▶ _Goal of the exercise_
Search the material for the string "completa" and copy each line where it occurs.

(Recorded data)
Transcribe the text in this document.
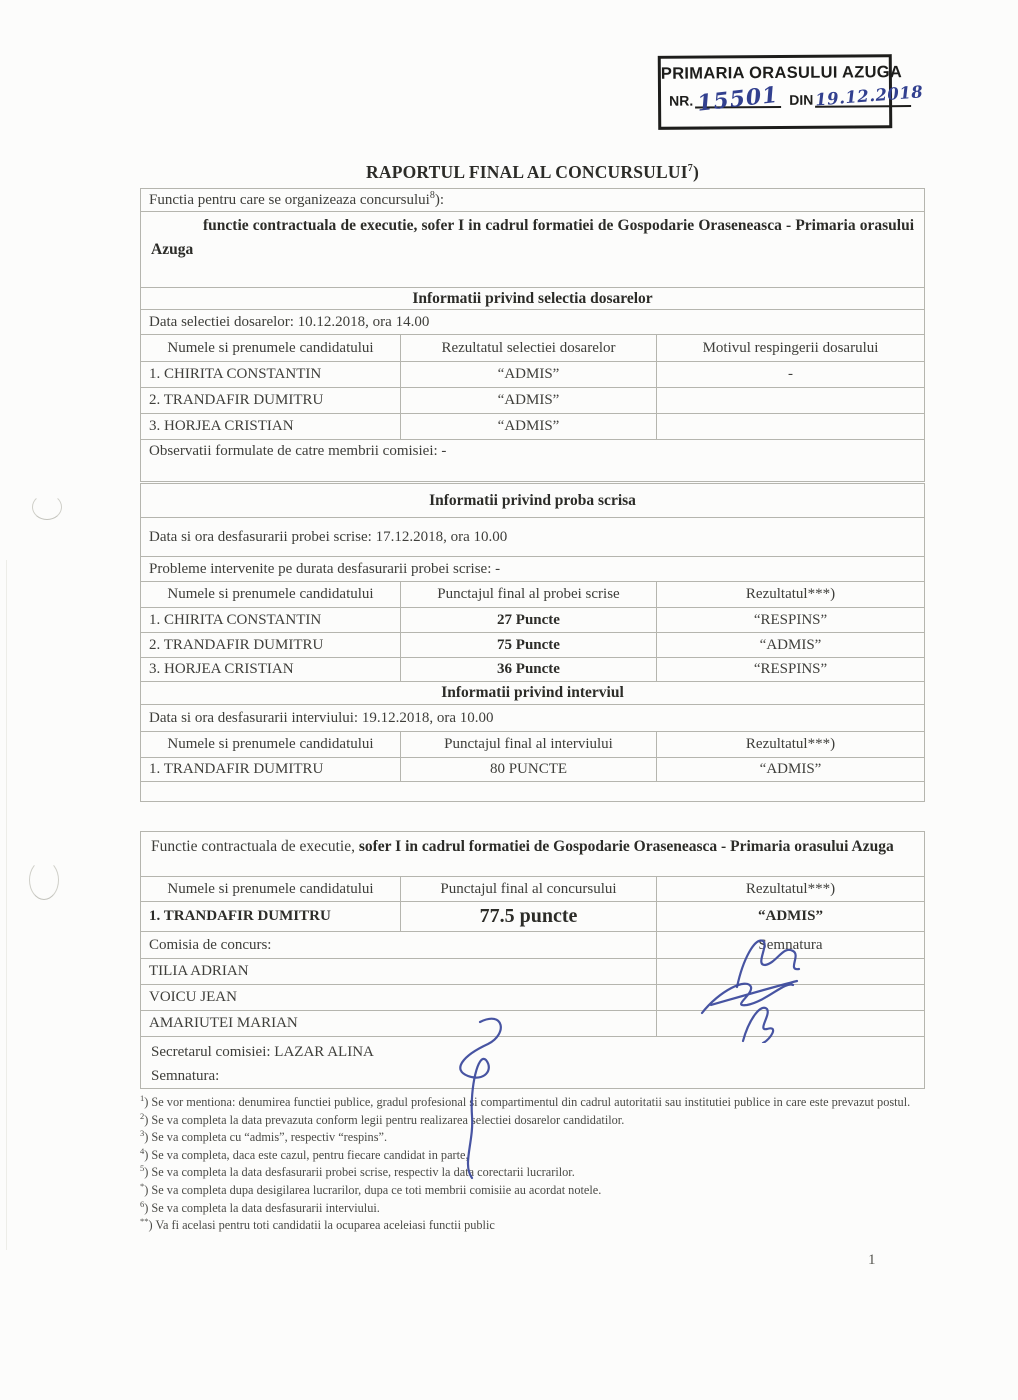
PRIMARIA ORASULUI AZUGA
NR. 15501 DIN19.12.2018
RAPORTUL FINAL AL CONCURSULUI$^7$)
Functia pentru care se organizeaza concursului$^8$):
functie contractuala de executie, sofer I in cadrul formatiei de Gospodarie Oraseneasca - Primaria orasului Azuga
Informatii privind selectia dosarelor
Data selectiei dosarelor: 10.12.2018, ora 14.00
Numele si prenumele candidatului	Rezultatul selectiei dosarelor	Motivul respingerii dosarului
1. CHIRITA CONSTANTIN	“ADMIS”	-
2. TRANDAFIR DUMITRU	“ADMIS”
3. HORJEA CRISTIAN	“ADMIS”
Observatii formulate de catre membrii comisiei: -
Informatii privind proba scrisa
Data si ora desfasurarii probei scrise: 17.12.2018, ora 10.00
Probleme intervenite pe durata desfasurarii probei scrise: -
Numele si prenumele candidatului	Punctajul final al probei scrise	Rezultatul***)
1. CHIRITA CONSTANTIN	27 Puncte	“RESPINS”
2. TRANDAFIR DUMITRU	75 Puncte	“ADMIS”
3. HORJEA CRISTIAN	36 Puncte	“RESPINS”
Informatii privind interviul
Data si ora desfasurarii interviului: 19.12.2018, ora 10.00
Numele si prenumele candidatului	Punctajul final al interviului	Rezultatul***)
1. TRANDAFIR DUMITRU	80 PUNCTE	“ADMIS”
Functie contractuala de executie, sofer I in cadrul formatiei de Gospodarie Oraseneasca - Primaria orasului Azuga
Numele si prenumele candidatului	Punctajul final al concursului	Rezultatul***)
1. TRANDAFIR DUMITRU	77.5 puncte	“ADMIS”
Comisia de concurs:	Semnatura
TILIA ADRIAN
VOICU JEAN
AMARIUTEI MARIAN
Secretarul comisiei: LAZAR ALINA
Semnatura:
$^1$) Se vor mentiona: denumirea functiei publice, gradul profesional si compartimentul din cadrul autoritatii sau institutiei publice in care este prevazut postul.
$^2$) Se va completa la data prevazuta conform legii pentru realizarea selectiei dosarelor candidatilor.
$^3$) Se va completa cu “admis”, respectiv “respins”.
$^4$) Se va completa, daca este cazul, pentru fiecare candidat in parte,
$^5$) Se va completa la data desfasurarii probei scrise, respectiv la data corectarii lucrarilor.
*) Se va completa dupa desigilarea lucrarilor, dupa ce toti membrii comisiie au acordat notele.
$^6$) Se va completa la data desfasurarii interviului.
**) Va fi acelasi pentru toti candidatii la ocuparea aceleiasi functii public
1
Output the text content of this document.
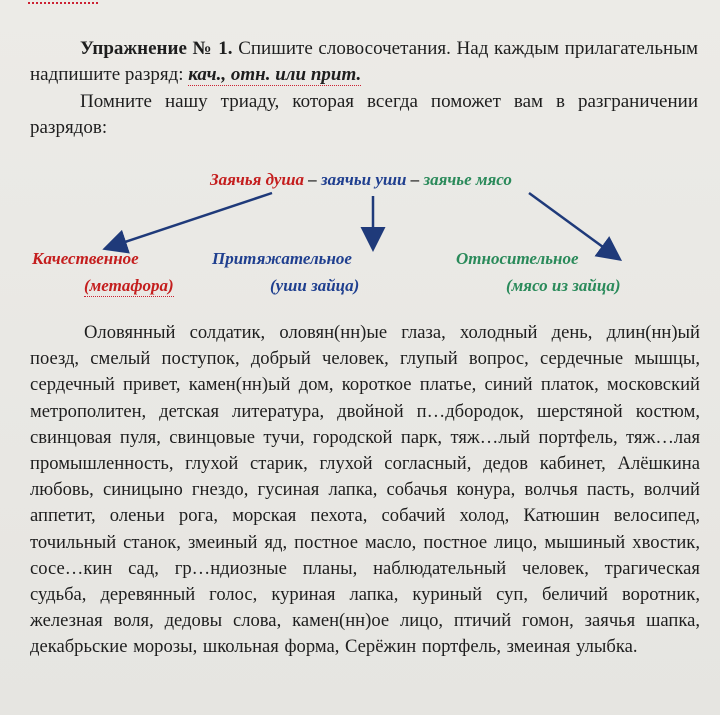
Упражнение № 1. Спишите словосочетания. Над каждым прилагательным надпишите разряд: кач., отн. или прит.
Помните нашу триаду, которая всегда поможет вам в разграничении разрядов:
Заячья душа – заячьи уши – заячье мясо
Качественное
(метафора)
Притяжательное
(уши зайца)
Относительное
(мясо из зайца)
Оловянный солдатик, оловян(нн)ые глаза, холодный день, длин(нн)ый поезд, смелый поступок, добрый человек, глупый вопрос, сердечные мышцы, сердечный привет, камен(нн)ый дом, короткое платье, синий платок, московский метрополитен, детская литература, двойной п…дбородок, шерстяной костюм, свинцовая пуля, свинцовые тучи, городской парк, тяж…лый портфель, тяж…лая промышленность, глухой старик, глухой согласный, дедов кабинет, Алёшкина любовь, синицыно гнездо, гусиная лапка, собачья конура, волчья пасть, волчий аппетит, оленьи рога, морская пехота, собачий холод, Катюшин велосипед, точильный станок, змеиный яд, постное масло, постное лицо, мышиный хвостик, сосе…кин сад, гр…ндиозные планы, наблюдательный человек, трагическая судьба, деревянный голос, куриная лапка, куриный суп, беличий воротник, железная воля, дедовы слова, камен(нн)ое лицо, птичий гомон, заячья шапка, декабрьские морозы, школьная форма, Серёжин портфель, змеиная улыбка.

▶ _Exercise solution_
$^2$) Se va completa la data prevazuta conform legii pentru realizarea selectiei dosarelor candidatilor.
$^3$) Se va completa cu “admis”, respectiv “respins”.
$^4$) Se va completa, daca este cazul, pentru fiecare candidat in parte,
$^5$) Se va completa la data desfasurarii probei scrise, respectiv la data corectarii lucrarilor.
*) Se va completa dupa desigilarea lucrarilor, dupa ce toti membrii comisiie au acordat notele.
$^6$) Se va completa la data desfasurarii interviului.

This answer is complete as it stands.